--- Exercise data ---

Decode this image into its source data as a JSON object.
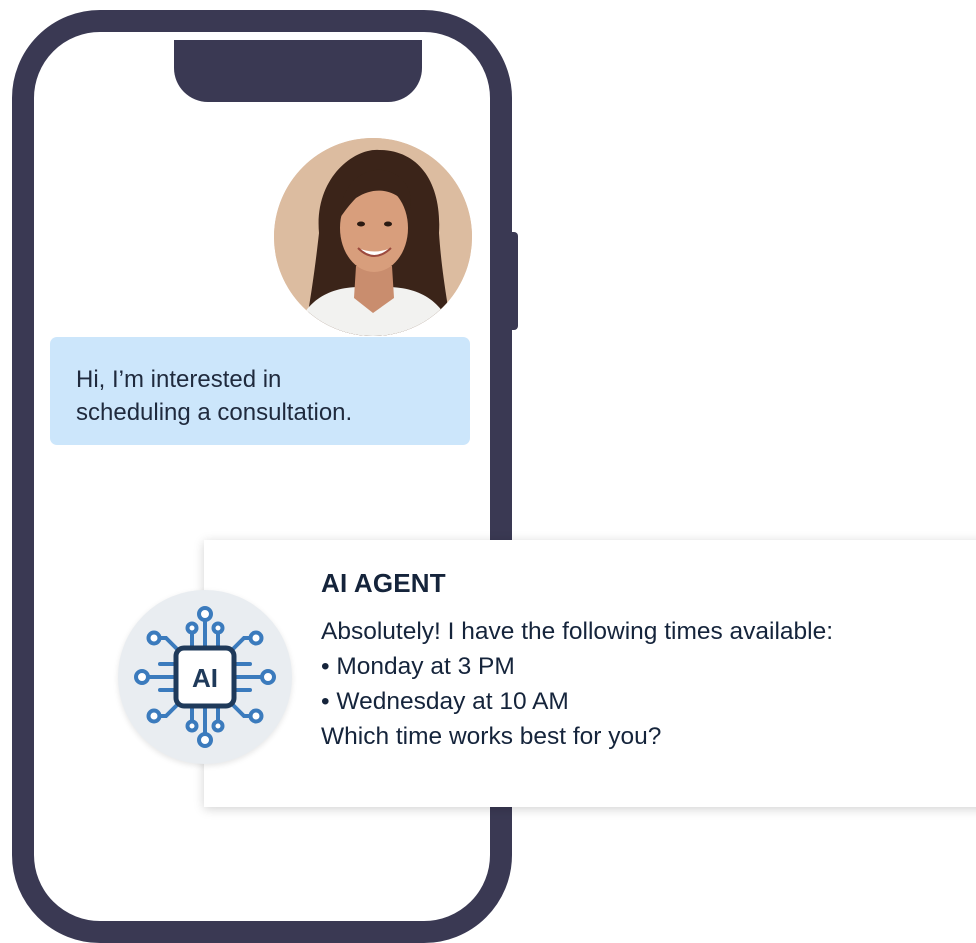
{
  "user_message": {
    "lines": [
      "Hi, I’m interested in",
      "scheduling a consultation."
    ]
  },
  "ai_message": {
    "sender": "AI AGENT",
    "icon_label": "AI",
    "icon": "ai-chip-icon",
    "lines": [
      "Absolutely! I have the following times available:",
      "• Monday at 3 PM",
      "• Wednesday at 10 AM",
      "Which time works best for you?"
    ]
  },
  "colors": {
    "phone_frame": "#3a3953",
    "user_bubble": "#cce6fb",
    "text_dark": "#15243b",
    "ai_accent": "#3b7bbd"
  }
}
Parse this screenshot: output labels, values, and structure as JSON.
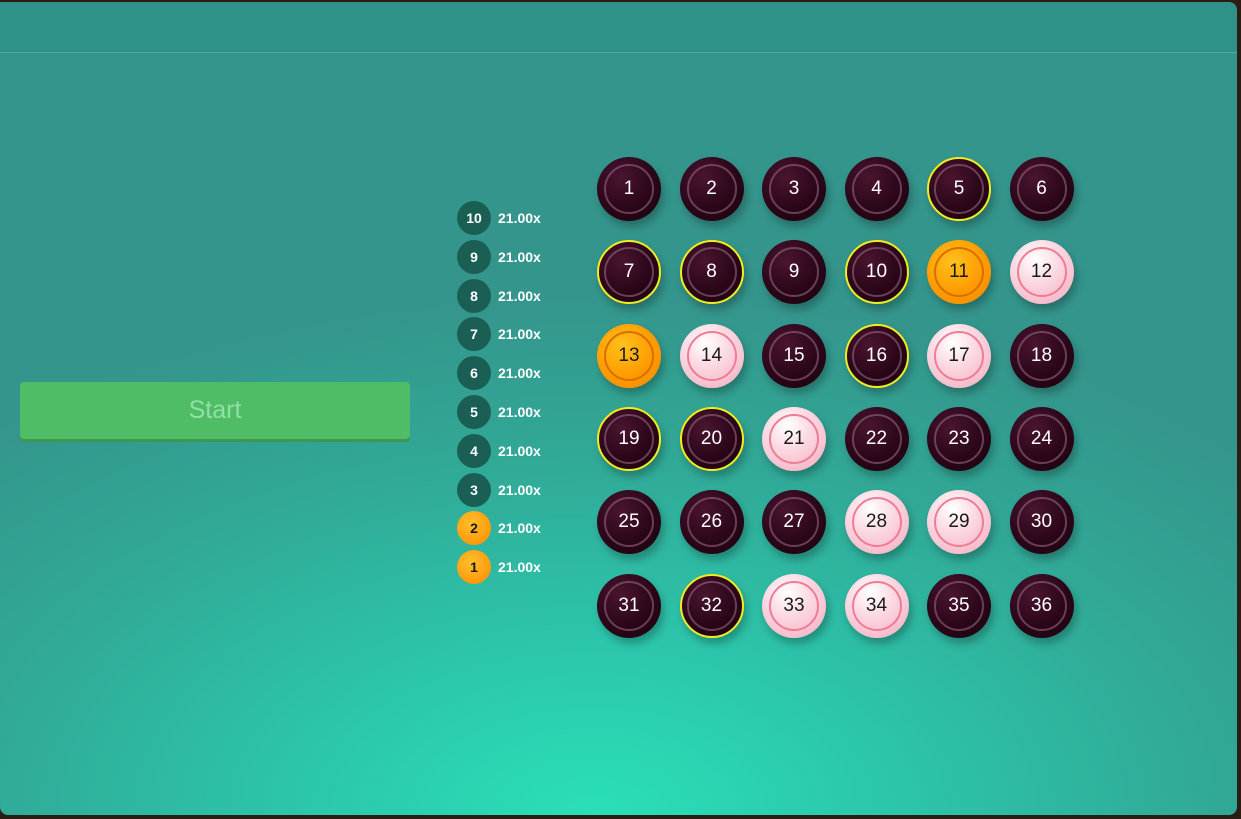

---

Repeat the material above word for word, please, apart from its images.

Decode this image into its source data as a JSON object.
{
  "user_message": {
    "lines": [
      "Hi, I’m interested in",
      "scheduling a consultation."
    ]
  },
  "ai_message": {
    "sender": "AI AGENT",
    "icon_label": "AI",
    "icon": "ai-chip-icon",
    "lines": [
      "Absolutely! I have the following times available:",
      "• Monday at 3 PM",
      "• Wednesday at 10 AM",
      "Which time works best for you?"
    ]
  },
  "colors": {
    "phone_frame": "#3a3953",
    "user_bubble": "#cce6fb",
    "text_dark": "#15243b",
    "ai_accent": "#3b7bbd"
  }
}
Parse this screenshot: output labels, values, and structure as JSON.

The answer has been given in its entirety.